How to not hold on to sanity

A458C7C6-1A34-445F-AAB7-DEF018AE0583I get into the most trouble when I try to hold on. It doesn’t matter what it is: an idea, a thought, a feeling, a relationship, an experience- none of it serves the ME in the end. What’s harder? Trying to let go? Trying to let go of: an idea, a thought, a feeling, a relationship, an experience- either way, the cluster fuck seems to be in the “trying”.

Could it be the ME is drawn to self-imposed suffering; a non-stop, commercial-free, one way fearful trip to a future that never arrives?

I live an extraordinary life and yet I wake up to battle everyday. I don’t give myself a break until hours after I’m conscious. Sometimes, I’m relieved that in 20 years I’ll probably get to punch my time card for the last time and retire to the Afterlife. I put in my time on Earth. I won’t be needing a gold Apple watch either.

There is respite. Today,

I find comfort in my  thoughts or they can be my worse enemy.

When my mind is searching around, waiting to land on the roulette wheel of emotions, I can easily fall to existential angst or the latest shooting/attack/atrocity (#Munich #CharlesKinsey #TrumpSpeech) for suffering solace. Or perhaps because the first love encounter you are writing for your character turns into a sexual assault.

Perhaps the trick is forging ahead (“just keep swimming”) and keep that augmented reality in the background.

Perhaps I have to let go of this notion.

7/24/16

[BLOG # 10 #SummerSocialMediaSabbatical #TheAntiSocialSocialExperiment #SocialMediaSummerSabbatical ]

 

Mental health, the criminal justice system, and how I blame Elayne Boosler

Yesterday, I did something out of the norm. I sent two letters out. Both to prisons. Both to men in their 20’s, serving time for violent crimes. One for 13 years. One for life. They both suffer from severe mental illness. One is a friend’s son and one is an ex-client. Neither could get proper help on the “outside”.  Neither is getting help on the “inside” – the justice system and these privatized institutions do not deal with “crazy”. Why should they?

Only 15-20% of Police forces in the country have crisis intervention officers specializing in mental health. [Nightline: 7.22.16]

I have a close friend on Twitter with PTSD who just bought a gun. She sounds angry and out of touch- a lot. Today she’s TRUMPED up by the fear mongering. We are to believe we need to treat these pockets of horrific violence militarily, not as the law enforcement or mental health issue and gun proliferation that it is. We ignore the roots and want quick easy answers.

..............................

> [What you will do]
1. In the blog text on letting go and mental health, list the things the writer names as what they try to hold on to.
2. Write what follows the last sentence of the blog text on letting go and mental health.

> [Available data]
..............................

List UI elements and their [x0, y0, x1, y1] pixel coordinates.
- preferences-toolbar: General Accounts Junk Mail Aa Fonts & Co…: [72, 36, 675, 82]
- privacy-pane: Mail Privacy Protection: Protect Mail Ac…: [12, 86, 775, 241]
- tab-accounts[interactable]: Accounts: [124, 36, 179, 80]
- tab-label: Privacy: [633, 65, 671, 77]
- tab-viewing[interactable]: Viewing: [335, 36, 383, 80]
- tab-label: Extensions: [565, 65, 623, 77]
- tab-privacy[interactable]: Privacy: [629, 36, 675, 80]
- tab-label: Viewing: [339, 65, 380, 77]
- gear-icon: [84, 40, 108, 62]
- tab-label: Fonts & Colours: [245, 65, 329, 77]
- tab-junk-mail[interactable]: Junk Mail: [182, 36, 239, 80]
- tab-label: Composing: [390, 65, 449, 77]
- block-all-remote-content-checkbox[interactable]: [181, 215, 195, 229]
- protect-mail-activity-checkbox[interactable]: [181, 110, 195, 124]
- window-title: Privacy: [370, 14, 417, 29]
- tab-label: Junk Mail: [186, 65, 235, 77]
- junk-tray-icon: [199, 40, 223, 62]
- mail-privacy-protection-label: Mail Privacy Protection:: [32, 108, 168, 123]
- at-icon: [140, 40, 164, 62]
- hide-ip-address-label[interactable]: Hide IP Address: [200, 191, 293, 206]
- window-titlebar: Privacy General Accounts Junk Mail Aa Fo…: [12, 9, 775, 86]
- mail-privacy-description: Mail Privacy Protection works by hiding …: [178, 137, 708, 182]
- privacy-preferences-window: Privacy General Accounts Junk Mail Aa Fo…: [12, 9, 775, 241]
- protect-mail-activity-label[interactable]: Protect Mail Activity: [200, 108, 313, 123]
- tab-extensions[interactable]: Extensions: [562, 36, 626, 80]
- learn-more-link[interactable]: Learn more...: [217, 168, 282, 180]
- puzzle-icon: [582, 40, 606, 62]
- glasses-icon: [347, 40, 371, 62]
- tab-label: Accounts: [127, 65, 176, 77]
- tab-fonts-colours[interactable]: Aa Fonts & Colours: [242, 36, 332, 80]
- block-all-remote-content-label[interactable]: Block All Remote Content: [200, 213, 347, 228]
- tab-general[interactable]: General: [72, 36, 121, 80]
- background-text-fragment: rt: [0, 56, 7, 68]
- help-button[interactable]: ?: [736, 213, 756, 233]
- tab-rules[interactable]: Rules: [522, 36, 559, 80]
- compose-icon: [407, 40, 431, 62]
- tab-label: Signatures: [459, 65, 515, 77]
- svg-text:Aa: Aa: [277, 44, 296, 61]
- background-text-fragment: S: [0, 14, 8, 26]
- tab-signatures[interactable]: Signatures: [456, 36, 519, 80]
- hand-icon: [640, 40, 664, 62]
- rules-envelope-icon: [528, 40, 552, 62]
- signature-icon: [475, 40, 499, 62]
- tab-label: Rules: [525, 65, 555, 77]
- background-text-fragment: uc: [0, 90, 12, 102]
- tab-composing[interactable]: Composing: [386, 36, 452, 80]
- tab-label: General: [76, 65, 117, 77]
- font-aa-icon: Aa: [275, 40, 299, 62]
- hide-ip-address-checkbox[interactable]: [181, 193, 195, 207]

..............................

> [Responses by item number]
1. an idea, a thought, a feeling, a relationship, an experience

2.
I wonder if we’ll ever be able to connect the dots to sanity in this country?

 

On another Note-A Confession: I cheated this week and went onto Facebook. I went to check on a friend and came across an Elayne Boosler Game. How could I resist? I checked Twitter today too and even posted via an anonymous account. #Munich #MichaelKinsey #RNC #damn

 I still blame Elayne Boosler for my Social Media Sabbatical slide.

[blog # 9 #AntiSocialSocialMediaExperiment #SummerSocialMediaSabbatical]

 

 

 

 

 

 

 

Focus on the task at hand: saying goodbye to VHS.

Find myself wanting to scroll through Twitter SO BADLY at times – like a smoker, HABIT/ INGRAINED in my muscle memory. MUST PICK UP PHONE. I’m used to checking after coffee, bathroom breaks, afternoon slumps, teatime, lunchtime, during coffee, waiting for anything. Mornings, Afternoons, Late evening. Before coffee.

ADDICT/SCHMADDICT

True, I fell off the wagon a few times. But I’m making the rules. I am allowed (says me) to post on my news and political account once in awhile and to dm my brother. The universe reminded me STAY OFF when I saw “jihadi obama” on a hashtag. O.M.F.G. Remember the “UNPATRIOTIC AMERICANS” questioning Dubya? Don’t get me started.

Doing better with Facebook but went on once to see how my friend’s surgery went (only because she didn’t return my call.)

I didn’t visit or “like” (emote) any posts. Phew.

Guess what I’ve discovered? I have a lot more time! When the break from writing becomes a green adventure outside or Tai Chi or stillness (watching the infinite between my thoughts) becomes priority. When I can remind myself- you are chipping away at whatever arbitrary (read: SO IMPORTANT) goal you set- progress is being made! Maybe they won’t want to bury you with your bins afterall! Film gets scanned, photos get deleted, edited, organized S.L.O.W.L.Y., home movies get CONVERTED TO DVD THEN PLACED ON YOUTUBE.

(It’s official. We are no longer carrying memores on VideoTape!)

The green is calling me now.  Will visit the monarch caterpillars who are all cocooning.

Just like me.

post #8 #SocialMediaSummerSabbatical

27977254970_e405494f7f_o

How to beat back uncontrollable anxiety in 6 easy steps.

I don’t actually know 6 easy steps nor is my anxiety uncontrollable, but a huge trip is coming and I have spent much of precious preparation time on catastrophizing, which surely must have its root in catatonic because I can’t feel forward momentum. I can feel fear and reasons not to go but they say to push pass your fears in order to get out of your comfort zone in order to challenge yourself.

I’m good at doing that. But the fact that my inaction is at a catatonic level, I don’t think any experience can outrun the cloud of melancholia following me.

I fear I’m way better in my comfort zone and that’s about as good as it’s gonna get.

Is that so bad?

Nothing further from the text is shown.